#### [What to do]
Look through the data below. Collect every line where the word "surveyStatus" occurs.
◆ ◆ ◆ ◆ ◆ ◆ ◆
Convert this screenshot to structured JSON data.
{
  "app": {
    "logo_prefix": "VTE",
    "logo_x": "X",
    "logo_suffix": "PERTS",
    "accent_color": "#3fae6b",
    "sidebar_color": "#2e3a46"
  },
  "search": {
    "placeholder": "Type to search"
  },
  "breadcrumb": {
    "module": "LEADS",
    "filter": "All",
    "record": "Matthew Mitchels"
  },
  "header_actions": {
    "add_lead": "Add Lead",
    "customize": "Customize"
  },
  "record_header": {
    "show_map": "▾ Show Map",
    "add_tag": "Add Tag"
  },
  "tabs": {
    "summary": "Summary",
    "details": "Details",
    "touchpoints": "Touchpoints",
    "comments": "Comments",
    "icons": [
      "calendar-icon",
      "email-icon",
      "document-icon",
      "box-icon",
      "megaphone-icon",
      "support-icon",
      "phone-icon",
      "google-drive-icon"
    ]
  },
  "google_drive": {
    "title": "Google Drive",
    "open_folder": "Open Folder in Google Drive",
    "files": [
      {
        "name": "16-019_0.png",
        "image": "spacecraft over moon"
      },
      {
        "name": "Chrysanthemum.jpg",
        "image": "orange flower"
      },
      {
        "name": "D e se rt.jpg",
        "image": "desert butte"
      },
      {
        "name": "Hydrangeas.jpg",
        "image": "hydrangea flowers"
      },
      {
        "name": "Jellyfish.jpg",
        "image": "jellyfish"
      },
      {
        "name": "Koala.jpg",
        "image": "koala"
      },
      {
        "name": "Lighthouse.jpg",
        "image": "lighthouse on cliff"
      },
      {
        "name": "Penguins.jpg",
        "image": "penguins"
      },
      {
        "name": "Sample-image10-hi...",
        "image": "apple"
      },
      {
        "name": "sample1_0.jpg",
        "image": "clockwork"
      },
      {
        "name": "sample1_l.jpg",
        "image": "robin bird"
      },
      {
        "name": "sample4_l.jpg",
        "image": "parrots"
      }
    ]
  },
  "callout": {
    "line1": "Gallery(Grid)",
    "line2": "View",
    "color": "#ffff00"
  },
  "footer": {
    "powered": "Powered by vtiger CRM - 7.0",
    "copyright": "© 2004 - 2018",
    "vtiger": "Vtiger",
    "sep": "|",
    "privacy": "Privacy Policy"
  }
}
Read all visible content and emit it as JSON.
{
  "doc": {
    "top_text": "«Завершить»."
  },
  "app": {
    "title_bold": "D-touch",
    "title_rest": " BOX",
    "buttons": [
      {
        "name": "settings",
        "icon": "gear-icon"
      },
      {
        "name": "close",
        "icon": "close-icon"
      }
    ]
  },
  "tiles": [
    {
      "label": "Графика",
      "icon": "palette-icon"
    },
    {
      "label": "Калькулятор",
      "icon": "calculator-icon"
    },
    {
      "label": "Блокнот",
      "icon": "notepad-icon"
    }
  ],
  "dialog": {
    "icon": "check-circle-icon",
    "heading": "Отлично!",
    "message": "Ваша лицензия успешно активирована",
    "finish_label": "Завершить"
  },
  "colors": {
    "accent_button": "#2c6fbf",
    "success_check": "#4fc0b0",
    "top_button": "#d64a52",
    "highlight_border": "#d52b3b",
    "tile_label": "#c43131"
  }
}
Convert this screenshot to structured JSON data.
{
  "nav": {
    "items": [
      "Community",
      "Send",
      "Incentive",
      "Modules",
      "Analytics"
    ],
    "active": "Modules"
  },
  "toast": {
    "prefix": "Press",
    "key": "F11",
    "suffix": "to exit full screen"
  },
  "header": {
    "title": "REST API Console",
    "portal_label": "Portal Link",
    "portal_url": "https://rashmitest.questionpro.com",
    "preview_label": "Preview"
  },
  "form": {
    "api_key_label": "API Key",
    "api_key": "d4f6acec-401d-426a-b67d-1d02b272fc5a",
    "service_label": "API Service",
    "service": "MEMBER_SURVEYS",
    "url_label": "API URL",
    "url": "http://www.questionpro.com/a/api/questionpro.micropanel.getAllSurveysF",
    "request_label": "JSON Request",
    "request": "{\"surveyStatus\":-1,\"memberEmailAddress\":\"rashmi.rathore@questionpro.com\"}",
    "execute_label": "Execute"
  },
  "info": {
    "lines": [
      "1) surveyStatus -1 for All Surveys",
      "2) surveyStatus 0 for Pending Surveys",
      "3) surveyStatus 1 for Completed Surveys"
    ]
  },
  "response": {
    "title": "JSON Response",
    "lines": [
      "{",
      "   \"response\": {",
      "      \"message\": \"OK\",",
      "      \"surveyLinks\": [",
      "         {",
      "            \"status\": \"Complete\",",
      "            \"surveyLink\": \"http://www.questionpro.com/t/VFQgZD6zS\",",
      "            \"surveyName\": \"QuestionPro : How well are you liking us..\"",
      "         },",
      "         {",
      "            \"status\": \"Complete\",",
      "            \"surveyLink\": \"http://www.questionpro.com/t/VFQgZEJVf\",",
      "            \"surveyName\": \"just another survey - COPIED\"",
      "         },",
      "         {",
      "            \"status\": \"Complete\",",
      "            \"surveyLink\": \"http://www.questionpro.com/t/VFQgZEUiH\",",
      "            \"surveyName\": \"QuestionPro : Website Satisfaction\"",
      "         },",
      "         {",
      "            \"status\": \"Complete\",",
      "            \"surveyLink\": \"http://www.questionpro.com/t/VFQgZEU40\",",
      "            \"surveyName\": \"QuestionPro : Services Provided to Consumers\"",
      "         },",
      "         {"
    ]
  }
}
◆ ◆ ◆ ◆ ◆ ◆ ◆
#### [Answer to this exercise]
    "request": "{\"surveyStatus\":-1,\"memberEmailAddress\":\"rashmi.rathore@questionpro.com\"}",
      "1) surveyStatus -1 for All Surveys",
      "2) surveyStatus 0 for Pending Surveys",
      "3) surveyStatus 1 for Completed Surveys"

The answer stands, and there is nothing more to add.